● **Exercise requirements**
Beginning at the line that contains "Read out every word on this page.", transcribe the remaining lines of the listing exactly; include the final line and omit everything before.

************

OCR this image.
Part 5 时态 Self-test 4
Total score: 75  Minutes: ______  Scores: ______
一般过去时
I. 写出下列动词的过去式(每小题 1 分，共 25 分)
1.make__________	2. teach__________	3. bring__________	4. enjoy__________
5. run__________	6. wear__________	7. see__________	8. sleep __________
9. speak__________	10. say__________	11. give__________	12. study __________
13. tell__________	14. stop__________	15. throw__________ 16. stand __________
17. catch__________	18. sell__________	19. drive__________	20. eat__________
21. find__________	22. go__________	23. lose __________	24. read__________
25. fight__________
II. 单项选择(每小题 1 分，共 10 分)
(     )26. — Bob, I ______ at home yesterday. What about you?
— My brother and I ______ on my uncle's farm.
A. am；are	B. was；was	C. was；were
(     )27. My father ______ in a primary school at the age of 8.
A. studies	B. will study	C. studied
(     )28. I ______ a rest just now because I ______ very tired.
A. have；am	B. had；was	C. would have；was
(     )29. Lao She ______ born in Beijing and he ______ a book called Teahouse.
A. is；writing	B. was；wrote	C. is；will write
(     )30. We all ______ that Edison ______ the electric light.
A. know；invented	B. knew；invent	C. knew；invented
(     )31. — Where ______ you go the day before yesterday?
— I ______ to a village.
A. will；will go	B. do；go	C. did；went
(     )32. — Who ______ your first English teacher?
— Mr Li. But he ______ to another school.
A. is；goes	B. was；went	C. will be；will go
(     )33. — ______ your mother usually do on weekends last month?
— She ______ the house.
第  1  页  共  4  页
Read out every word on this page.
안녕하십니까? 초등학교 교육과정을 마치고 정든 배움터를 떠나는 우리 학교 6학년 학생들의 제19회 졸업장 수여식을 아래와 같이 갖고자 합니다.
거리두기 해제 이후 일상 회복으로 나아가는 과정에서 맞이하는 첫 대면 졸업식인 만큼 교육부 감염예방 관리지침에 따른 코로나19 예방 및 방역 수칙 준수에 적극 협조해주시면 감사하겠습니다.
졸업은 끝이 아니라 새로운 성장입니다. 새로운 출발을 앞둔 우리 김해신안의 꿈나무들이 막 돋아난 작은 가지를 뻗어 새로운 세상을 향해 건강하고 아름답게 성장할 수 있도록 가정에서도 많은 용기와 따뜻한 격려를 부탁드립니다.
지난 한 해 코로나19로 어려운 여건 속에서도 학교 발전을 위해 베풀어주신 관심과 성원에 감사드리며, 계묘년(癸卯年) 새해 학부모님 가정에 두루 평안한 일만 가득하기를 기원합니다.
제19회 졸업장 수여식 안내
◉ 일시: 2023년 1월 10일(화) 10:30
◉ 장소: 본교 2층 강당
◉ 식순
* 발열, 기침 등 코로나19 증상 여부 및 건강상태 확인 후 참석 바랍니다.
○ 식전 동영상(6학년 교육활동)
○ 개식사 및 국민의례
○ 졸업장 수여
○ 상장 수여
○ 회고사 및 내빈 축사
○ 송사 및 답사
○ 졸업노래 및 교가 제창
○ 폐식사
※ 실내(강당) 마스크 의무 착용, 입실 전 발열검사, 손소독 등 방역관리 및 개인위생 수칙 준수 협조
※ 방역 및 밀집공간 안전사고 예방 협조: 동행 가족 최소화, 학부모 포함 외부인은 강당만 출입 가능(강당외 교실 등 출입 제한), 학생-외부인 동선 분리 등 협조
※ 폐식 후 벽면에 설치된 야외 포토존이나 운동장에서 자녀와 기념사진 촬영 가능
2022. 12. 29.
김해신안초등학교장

************

● **Answer for the task**
Read out every word on this page.
안녕하십니까? 초등학교 교육과정을 마치고 정든 배움터를 떠나는 우리 학교 6학년 학생들의 제19회 졸업장 수여식을 아래와 같이 갖고자 합니다.
거리두기 해제 이후 일상 회복으로 나아가는 과정에서 맞이하는 첫 대면 졸업식인 만큼 교육부 감염예방 관리지침에 따른 코로나19 예방 및 방역 수칙 준수에 적극 협조해주시면 감사하겠습니다.
졸업은 끝이 아니라 새로운 성장입니다. 새로운 출발을 앞둔 우리 김해신안의 꿈나무들이 막 돋아난 작은 가지를 뻗어 새로운 세상을 향해 건강하고 아름답게 성장할 수 있도록 가정에서도 많은 용기와 따뜻한 격려를 부탁드립니다.
지난 한 해 코로나19로 어려운 여건 속에서도 학교 발전을 위해 베풀어주신 관심과 성원에 감사드리며, 계묘년(癸卯年) 새해 학부모님 가정에 두루 평안한 일만 가득하기를 기원합니다.
제19회 졸업장 수여식 안내
◉ 일시: 2023년 1월 10일(화) 10:30
◉ 장소: 본교 2층 강당
◉ 식순
* 발열, 기침 등 코로나19 증상 여부 및 건강상태 확인 후 참석 바랍니다.
○ 식전 동영상(6학년 교육활동)
○ 개식사 및 국민의례
○ 졸업장 수여
○ 상장 수여
○ 회고사 및 내빈 축사
○ 송사 및 답사
○ 졸업노래 및 교가 제창
○ 폐식사
※ 실내(강당) 마스크 의무 착용, 입실 전 발열검사, 손소독 등 방역관리 및 개인위생 수칙 준수 협조
※ 방역 및 밀집공간 안전사고 예방 협조: 동행 가족 최소화, 학부모 포함 외부인은 강당만 출입 가능(강당외 교실 등 출입 제한), 학생-외부인 동선 분리 등 협조
※ 폐식 후 벽면에 설치된 야외 포토존이나 운동장에서 자녀와 기념사진 촬영 가능
2022. 12. 29.
김해신안초등학교장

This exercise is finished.